SELECTED PASSAGE —
• • •

Enhance Egress support in Traceflow #6125

Atish-iaf · 2024-03-20T05:53:35Z

Add EgressNodeIP field in Traceflow observations.
Add EgressNode field in observations from Egress Node as well when Egress Node is different from source Node. Previously, EgressNode field was available only in observations from source Node.

tnqn · 2024-03-25T13:41:41Z

pkg/agent/controller/traceflow/packetin.go

-	ob.EgressNode = egressNode
+	ob.EgressNode = egressNodeName
+	ob.EgressNodeIP = egressNodeIP
+	ob.SrcPodIP = srcPodIP


If there is a new field named SrcPodIP, it doesn't make sense to only set it for Egress observation as the name is very generic.

Yes, the new field name is generic and we can use it for other observations as well. I didn't do it in this PR as it is specific for Egress observations.
When implementing SrcPodIP for other observations we can have some discussions as well like add DstPodIP also.

The partial support would look like a bug and confuse users who see it in one scenario but don't see it in another scenario when the field applies to both. We need to think about the whole when adding something generic.

I can remove SrcPodIP field from this PR and can implement it in another one with DstPodIP field and support for other observations as well. We can have more discussions on that if required in separate issue.

Hi @tnqn
I have removed SrcPodIP field from this PR and I plan to create another PR for SrcPodIP field for all types of observations after merge of this PR.
PTAL, thanks

tnqn

cc @jianjuns and @antoninbas to check their opinions on this new field as well.

tnqn · 2024-04-02T14:03:45Z

pkg/agent/controller/traceflow/packetin.go

 				}
-				obEgress := getEgressObservation(true, egressIP, egressName, egressNode)
+				obEgress := getEgressObservation(true, egressIP, egressName, egressNodeName, c.nodeConfig.NodeIPv4Addr.IP.String())


It will panic in a IPv6 cluster.

antoninbas · 2024-04-02T18:01:05Z

cc @jianjuns and @antoninbas to check their opinions on this new field as well.

I don't really understand the value of this field. The Node is already identified by its name, which we include in the observation.
A Node also can have multiple IPs. Here the IP being used is the "management IP" used to connect to the K8s control plane, which I guess is fine, but it's not really relevant in the context of Egress?

rajnkamr · 2024-04-03T05:00:52Z

cc @jianjuns and @antoninbas to check their opinions on this new field as well.

I don't really understand the value of this field. The Node is already identified by its name, which we include in the observation. A Node also can have multiple IPs. Here the IP being used is the "management IP" used to connect to the K8s control plane, which I guess is fine, but it's not really relevant in the context of Egress?

• • •

DATASET CONTENT —

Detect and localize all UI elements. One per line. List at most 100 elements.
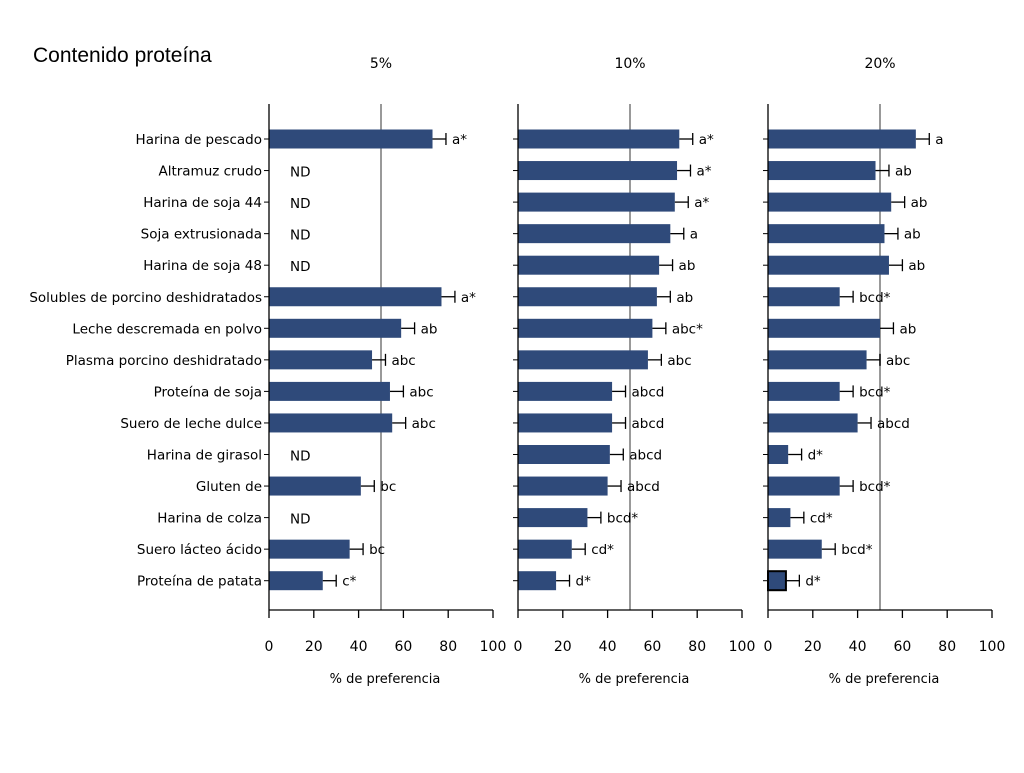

• • •

TASKS FOR THIS EXERCISE —
A – In the Traceflow Egress discussion, rewrite the paragraph beginning "The partial support would look like a bug" more briefly while keeping its main points.
B – Pick up the Traceflow Egress discussion after its last comment and continue it.

ANSWERS —
A – Supporting a generic field in only some scenarios would look like a bug and confuse users who see it in one case but not in another where it equally applies. Generic additions should therefore be planned as a whole.

B –
the egress node IP refers to the IP address of the node through which the egress traffic is routed. Unlike the egress IP, which can be dynamically allocated from a pool, the egress node IP typically corresponds to the IP address of the specific node that handles the egress traffic. In this case, traceflow will be performed from platform managing cluster, more info #6099

jianjuns · 2024-04-03T05:17:47Z

I still did not get why egress Node IP is useful in the Traceflow results. Node name is not enough for user to identify the Node?

Atish-iaf · 2024-04-03T05:41:34Z

I still did not get why egress Node IP is useful in the Traceflow results. Node name is not enough for user to identify the Node?

Node name is enough for user to identify the Node.
egressIP sometimes can be equal to egressNodeIP (static egress case), and in other cases egreesIP may not be equal to egressNodeIP. This info we cannot get from Node name but we can get it if both egressIP and egressNodeIP are visible in Traceflow results. #6099 (comment)

jianjuns · 2024-04-03T16:57:25Z

So you meant the intention is for users to know Egress IP is Node IP or not? Why that is useful?
We have Egress name in the Traceflow results too and users can already know the applied Egress.

antoninbas · 2024-04-03T18:03:45Z

@rajnkamr

the egress node IP refers to the IP address of the node through which the egress traffic is routed

The Node can have many IP addresses. As I pointed out, this is just one IP address reported by K8s. I would call this IP the management IP, but it can be different from the transport IP, etc. This IP address is never used by the Egress traffic at any point, which is why it doesn't really seem related to the Egress feature in any way?

rajnkamr · 2024-04-04T05:22:26Z

As we know Egress IP addresses are used to ensure that traffic from pods to external has a consistent source IP.(Preferably static)
However, there are many external devices and software that use IP based access control lists to restrict incoming traffic for security reasons. These access control lists outside k8s cluster will block packets, which causes a connectivity issue and in this case only solution is to configure static egress ip.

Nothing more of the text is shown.